== Available records ==

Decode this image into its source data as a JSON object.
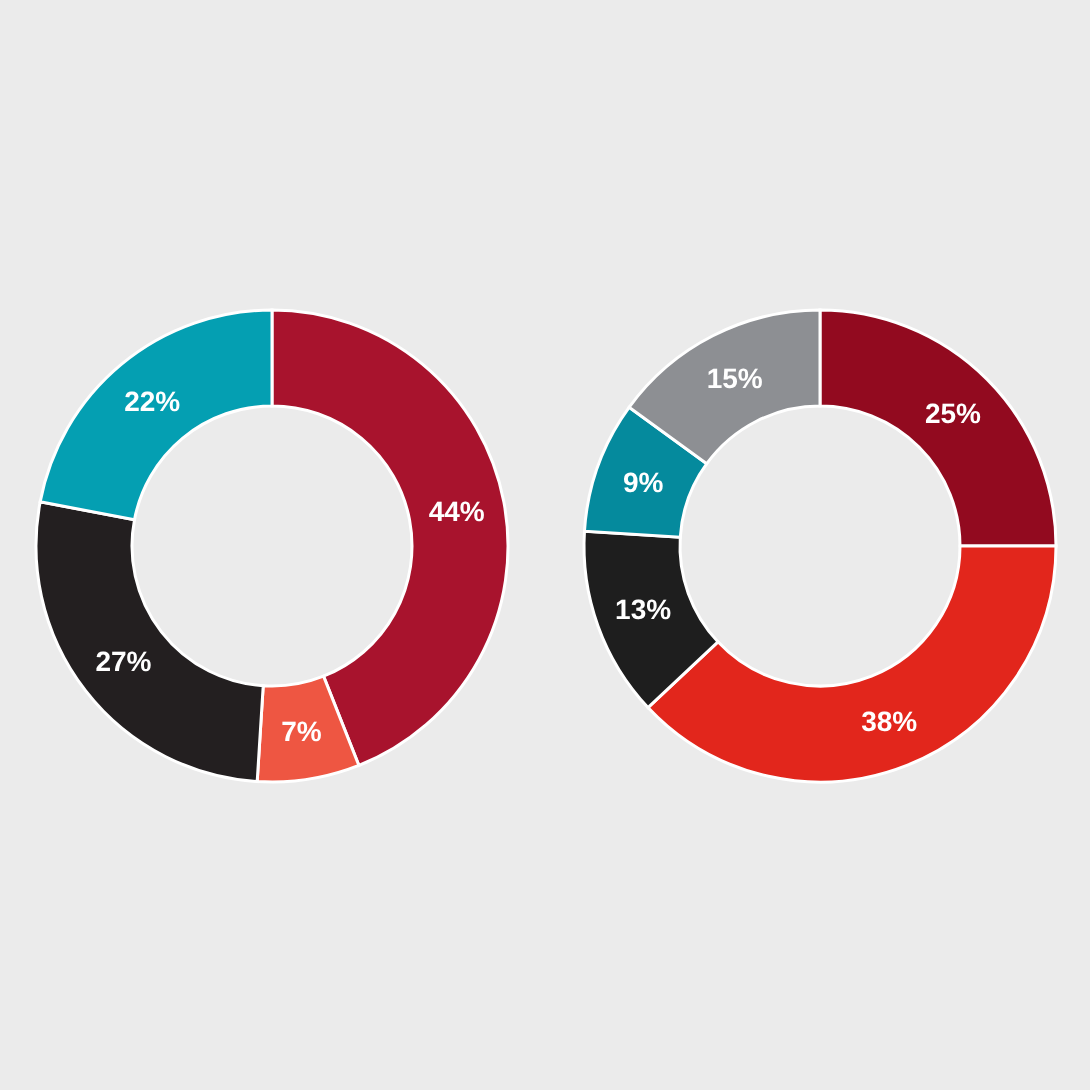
{
  "chart_data": [
    {
      "type": "donut",
      "categories": [
        null,
        null,
        null,
        null
      ],
      "values": [
        44,
        7,
        27,
        22
      ],
      "colors": [
        "#a8132d",
        "#ee5642",
        "#231f20",
        "#049fb2"
      ],
      "value_labels": [
        "44%",
        "7%",
        "27%",
        "22%"
      ]
    },
    {
      "type": "donut",
      "categories": [
        null,
        null,
        null,
        null,
        null
      ],
      "values": [
        25,
        38,
        13,
        9,
        15
      ],
      "colors": [
        "#920a1f",
        "#e2261c",
        "#1e1e1e",
        "#058a9d",
        "#8d8f93"
      ],
      "value_labels": [
        "25%",
        "38%",
        "13%",
        "9%",
        "15%"
      ]
    }
  ]
}
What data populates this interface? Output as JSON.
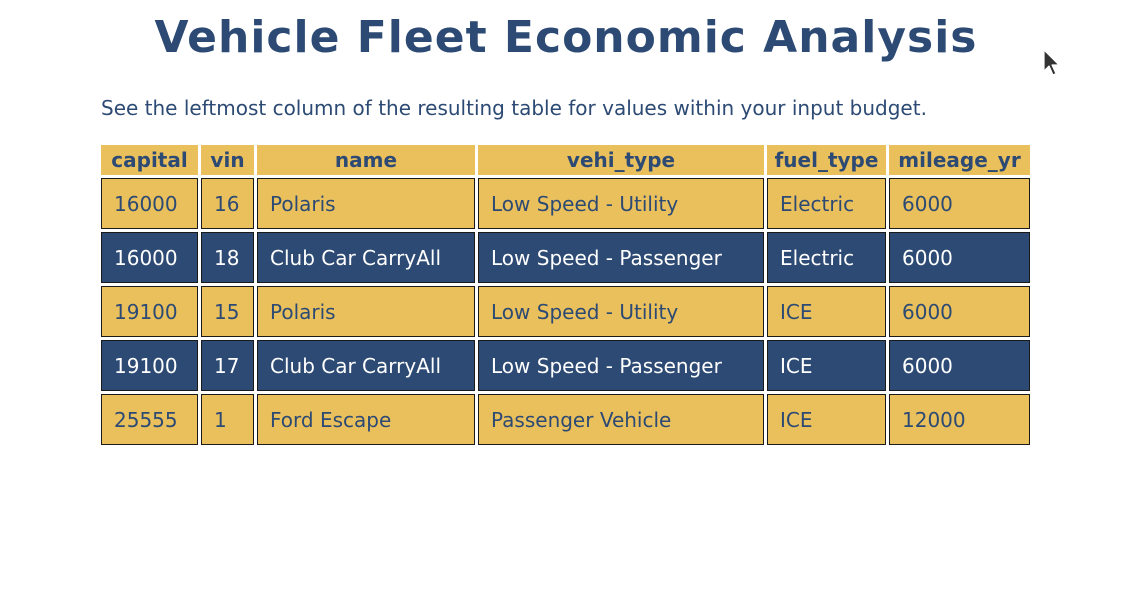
{
  "header": {
    "title": "Vehicle Fleet Economic Analysis",
    "subtitle": "See the leftmost column of the resulting table for values within your input budget."
  },
  "table": {
    "columns": [
      "capital",
      "vin",
      "name",
      "vehi_type",
      "fuel_type",
      "mileage_yr"
    ],
    "rows": [
      [
        "16000",
        "16",
        "Polaris",
        "Low Speed - Utility",
        "Electric",
        "6000"
      ],
      [
        "16000",
        "18",
        "Club Car CarryAll",
        "Low Speed - Passenger",
        "Electric",
        "6000"
      ],
      [
        "19100",
        "15",
        "Polaris",
        "Low Speed - Utility",
        "ICE",
        "6000"
      ],
      [
        "19100",
        "17",
        "Club Car CarryAll",
        "Low Speed - Passenger",
        "ICE",
        "6000"
      ],
      [
        "25555",
        "1",
        "Ford Escape",
        "Passenger Vehicle",
        "ICE",
        "12000"
      ]
    ]
  },
  "colors": {
    "accent_gold": "#eac05c",
    "accent_navy": "#2c4a73"
  },
  "icons": {
    "cursor": "mouse-pointer-icon"
  }
}
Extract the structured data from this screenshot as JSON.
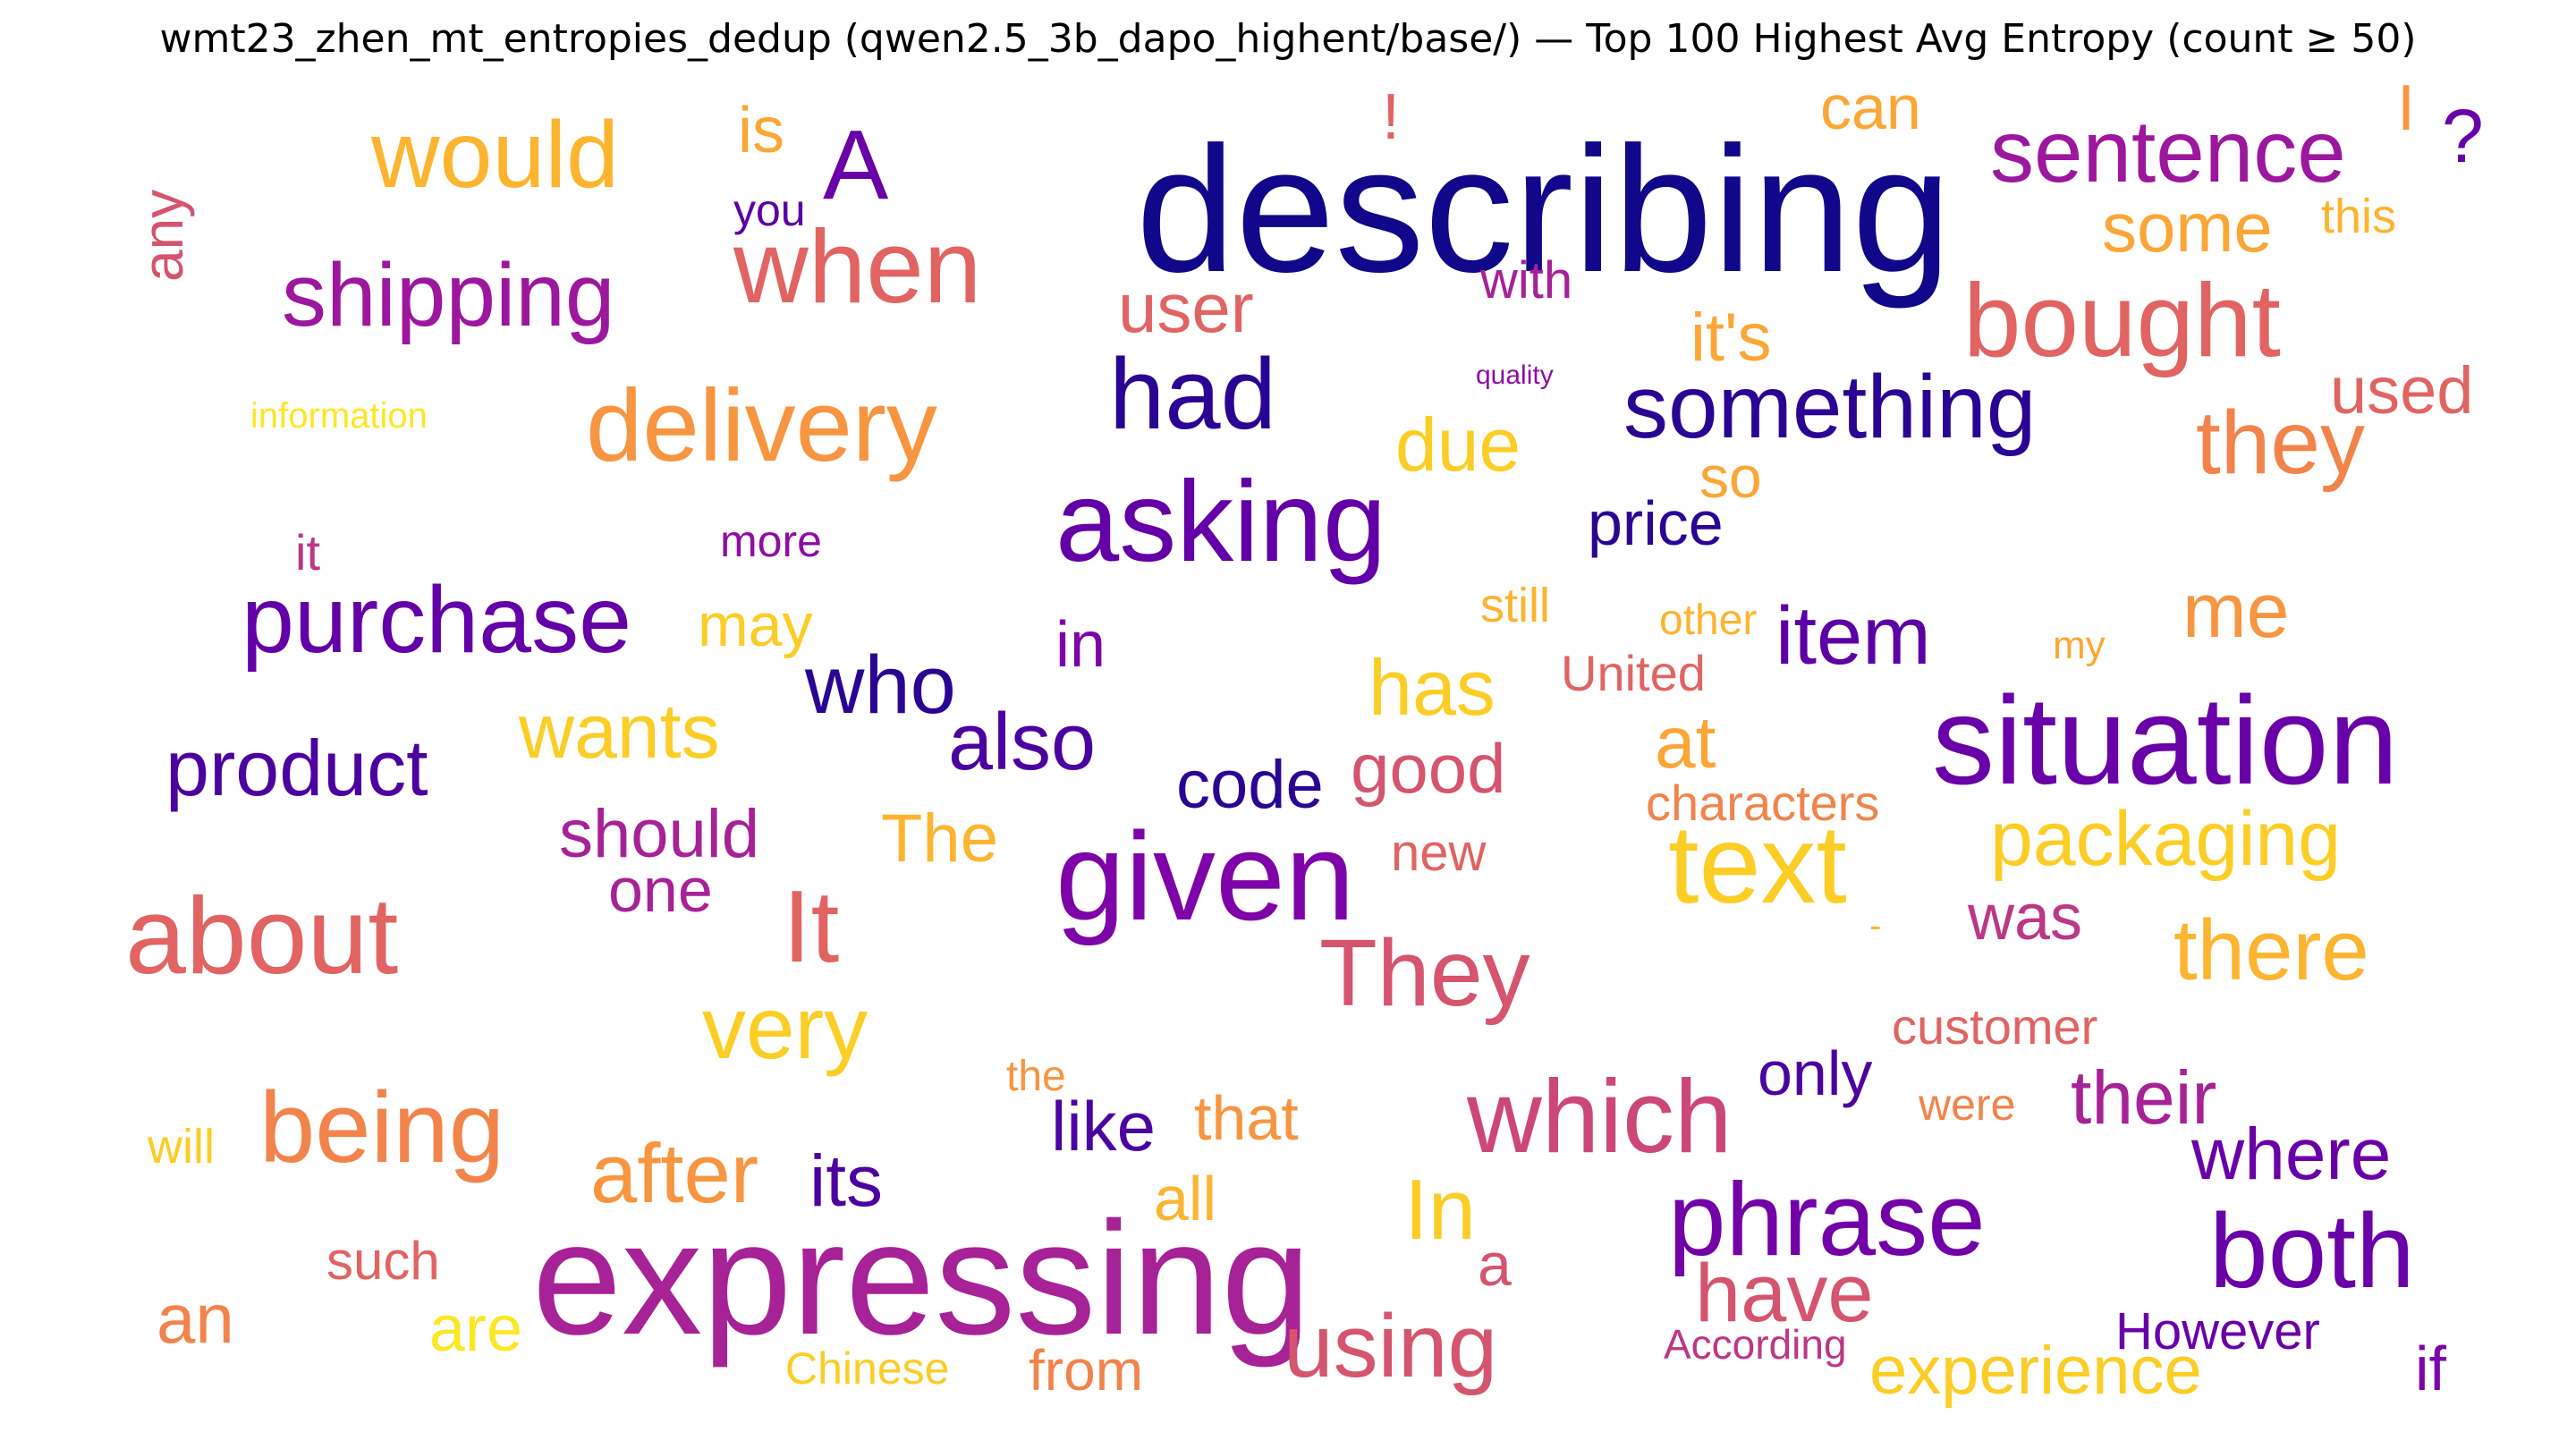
{
  "title": "wmt23_zhen_mt_entropies_dedup (qwen2.5_3b_dapo_highent/base/) — Top 100 Highest Avg Entropy (count ≥ 50)",
  "chart_data": {
    "type": "wordcloud",
    "title": "wmt23_zhen_mt_entropies_dedup (qwen2.5_3b_dapo_highent/base/) — Top 100 Highest Avg Entropy (count ≥ 50)",
    "colormap": "plasma",
    "words": [
      {
        "text": "describing",
        "weight": 100,
        "color": "#10078a"
      },
      {
        "text": "expressing",
        "weight": 92,
        "color": "#a72197"
      },
      {
        "text": "situation",
        "weight": 80,
        "color": "#6a00a8"
      },
      {
        "text": "given",
        "weight": 80,
        "color": "#7e03a8"
      },
      {
        "text": "asking",
        "weight": 72,
        "color": "#6300a7"
      },
      {
        "text": "about",
        "weight": 72,
        "color": "#e16462"
      },
      {
        "text": "text",
        "weight": 70,
        "color": "#fcce25"
      },
      {
        "text": "which",
        "weight": 68,
        "color": "#cc4778"
      },
      {
        "text": "phrase",
        "weight": 68,
        "color": "#7201a8"
      },
      {
        "text": "both",
        "weight": 66,
        "color": "#6a00a8"
      },
      {
        "text": "bought",
        "weight": 64,
        "color": "#e16462"
      },
      {
        "text": "delivery",
        "weight": 64,
        "color": "#f89540"
      },
      {
        "text": "being",
        "weight": 64,
        "color": "#f2844b"
      },
      {
        "text": "purchase",
        "weight": 62,
        "color": "#6300a7"
      },
      {
        "text": "when",
        "weight": 62,
        "color": "#e16462"
      },
      {
        "text": "They",
        "weight": 60,
        "color": "#d5546e"
      },
      {
        "text": "had",
        "weight": 60,
        "color": "#2a0593"
      },
      {
        "text": "would",
        "weight": 60,
        "color": "#fdb42f"
      },
      {
        "text": "It",
        "weight": 60,
        "color": "#e16462"
      },
      {
        "text": "using",
        "weight": 58,
        "color": "#d5546e"
      },
      {
        "text": "something",
        "weight": 56,
        "color": "#2a0593"
      },
      {
        "text": "sentence",
        "weight": 56,
        "color": "#9c179e"
      },
      {
        "text": "they",
        "weight": 56,
        "color": "#f2844b"
      },
      {
        "text": "shipping",
        "weight": 56,
        "color": "#9c179e"
      },
      {
        "text": "very",
        "weight": 56,
        "color": "#fcce25"
      },
      {
        "text": "A",
        "weight": 56,
        "color": "#6a00a8"
      },
      {
        "text": "there",
        "weight": 54,
        "color": "#fdb42f"
      },
      {
        "text": "after",
        "weight": 54,
        "color": "#f89540"
      },
      {
        "text": "In",
        "weight": 54,
        "color": "#fccd25"
      },
      {
        "text": "product",
        "weight": 52,
        "color": "#4c02a1"
      },
      {
        "text": "have",
        "weight": 52,
        "color": "#d5546e"
      },
      {
        "text": "packaging",
        "weight": 50,
        "color": "#fcce25"
      },
      {
        "text": "also",
        "weight": 50,
        "color": "#4c02a1"
      },
      {
        "text": "who",
        "weight": 50,
        "color": "#2a0593"
      },
      {
        "text": "wants",
        "weight": 50,
        "color": "#fccd25"
      },
      {
        "text": "item",
        "weight": 50,
        "color": "#5c01a6"
      },
      {
        "text": "me",
        "weight": 50,
        "color": "#f89540"
      },
      {
        "text": "due",
        "weight": 48,
        "color": "#fcce25"
      },
      {
        "text": "has",
        "weight": 48,
        "color": "#fcce25"
      },
      {
        "text": "where",
        "weight": 48,
        "color": "#6a00a8"
      },
      {
        "text": "their",
        "weight": 48,
        "color": "#a72197"
      },
      {
        "text": "experience",
        "weight": 46,
        "color": "#fccd25"
      },
      {
        "text": "its",
        "weight": 46,
        "color": "#4c02a1"
      },
      {
        "text": "good",
        "weight": 46,
        "color": "#d5546e"
      },
      {
        "text": "at",
        "weight": 46,
        "color": "#fca636"
      },
      {
        "text": "like",
        "weight": 44,
        "color": "#4c02a1"
      },
      {
        "text": "some",
        "weight": 44,
        "color": "#fca636"
      },
      {
        "text": "user",
        "weight": 44,
        "color": "#e16462"
      },
      {
        "text": "it's",
        "weight": 44,
        "color": "#fca636"
      },
      {
        "text": "used",
        "weight": 42,
        "color": "#e16462"
      },
      {
        "text": "should",
        "weight": 42,
        "color": "#a72197"
      },
      {
        "text": "code",
        "weight": 42,
        "color": "#2a0593"
      },
      {
        "text": "The",
        "weight": 42,
        "color": "#fdb42f"
      },
      {
        "text": "an",
        "weight": 42,
        "color": "#f2844b"
      },
      {
        "text": "from",
        "weight": 40,
        "color": "#f2844b"
      },
      {
        "text": "price",
        "weight": 40,
        "color": "#2a0593"
      },
      {
        "text": "only",
        "weight": 40,
        "color": "#4c02a1"
      },
      {
        "text": "if",
        "weight": 40,
        "color": "#7e03a8"
      },
      {
        "text": "can",
        "weight": 40,
        "color": "#fca636"
      },
      {
        "text": "was",
        "weight": 40,
        "color": "#bd3786"
      },
      {
        "text": "may",
        "weight": 40,
        "color": "#fccd25"
      },
      {
        "text": "is",
        "weight": 40,
        "color": "#fca636"
      },
      {
        "text": "one",
        "weight": 40,
        "color": "#a72197"
      },
      {
        "text": "are",
        "weight": 40,
        "color": "#fde725"
      },
      {
        "text": "that",
        "weight": 40,
        "color": "#f89540"
      },
      {
        "text": "all",
        "weight": 40,
        "color": "#fdb42f"
      },
      {
        "text": "a",
        "weight": 40,
        "color": "#d5546e"
      },
      {
        "text": "in",
        "weight": 38,
        "color": "#7e03a8"
      },
      {
        "text": "any",
        "weight": 36,
        "color": "#d5546e"
      },
      {
        "text": "?",
        "weight": 36,
        "color": "#6a00a8"
      },
      {
        "text": "so",
        "weight": 36,
        "color": "#fca636"
      },
      {
        "text": "However",
        "weight": 34,
        "color": "#6a00a8"
      },
      {
        "text": "with",
        "weight": 34,
        "color": "#a72197"
      },
      {
        "text": "new",
        "weight": 34,
        "color": "#e16462"
      },
      {
        "text": "customer",
        "weight": 34,
        "color": "#e16462"
      },
      {
        "text": "such",
        "weight": 34,
        "color": "#e16462"
      },
      {
        "text": "!",
        "weight": 34,
        "color": "#e16462"
      },
      {
        "text": "I",
        "weight": 34,
        "color": "#f89540"
      },
      {
        "text": "characters",
        "weight": 32,
        "color": "#f2844b"
      },
      {
        "text": "United",
        "weight": 32,
        "color": "#e16462"
      },
      {
        "text": "Chinese",
        "weight": 30,
        "color": "#fccd25"
      },
      {
        "text": "will",
        "weight": 30,
        "color": "#fccd25"
      },
      {
        "text": "this",
        "weight": 30,
        "color": "#fdb42f"
      },
      {
        "text": "it",
        "weight": 30,
        "color": "#bd3786"
      },
      {
        "text": "still",
        "weight": 30,
        "color": "#fdb42f"
      },
      {
        "text": "were",
        "weight": 28,
        "color": "#f2844b"
      },
      {
        "text": "more",
        "weight": 28,
        "color": "#8f0da4"
      },
      {
        "text": "According",
        "weight": 28,
        "color": "#bd3786"
      },
      {
        "text": "you",
        "weight": 28,
        "color": "#5c01a6"
      },
      {
        "text": "other",
        "weight": 28,
        "color": "#fdb42f"
      },
      {
        "text": "the",
        "weight": 26,
        "color": "#f89540"
      },
      {
        "text": "my",
        "weight": 26,
        "color": "#fca636"
      },
      {
        "text": "information",
        "weight": 22,
        "color": "#fde725"
      },
      {
        "text": "quality",
        "weight": 18,
        "color": "#8f0da4"
      },
      {
        "text": "-",
        "weight": 20,
        "color": "#fdb42f"
      }
    ]
  }
}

===

— What the task requires —
Count the lines of the material that include the word "Highest", then state only the total.

— Exercise result —
2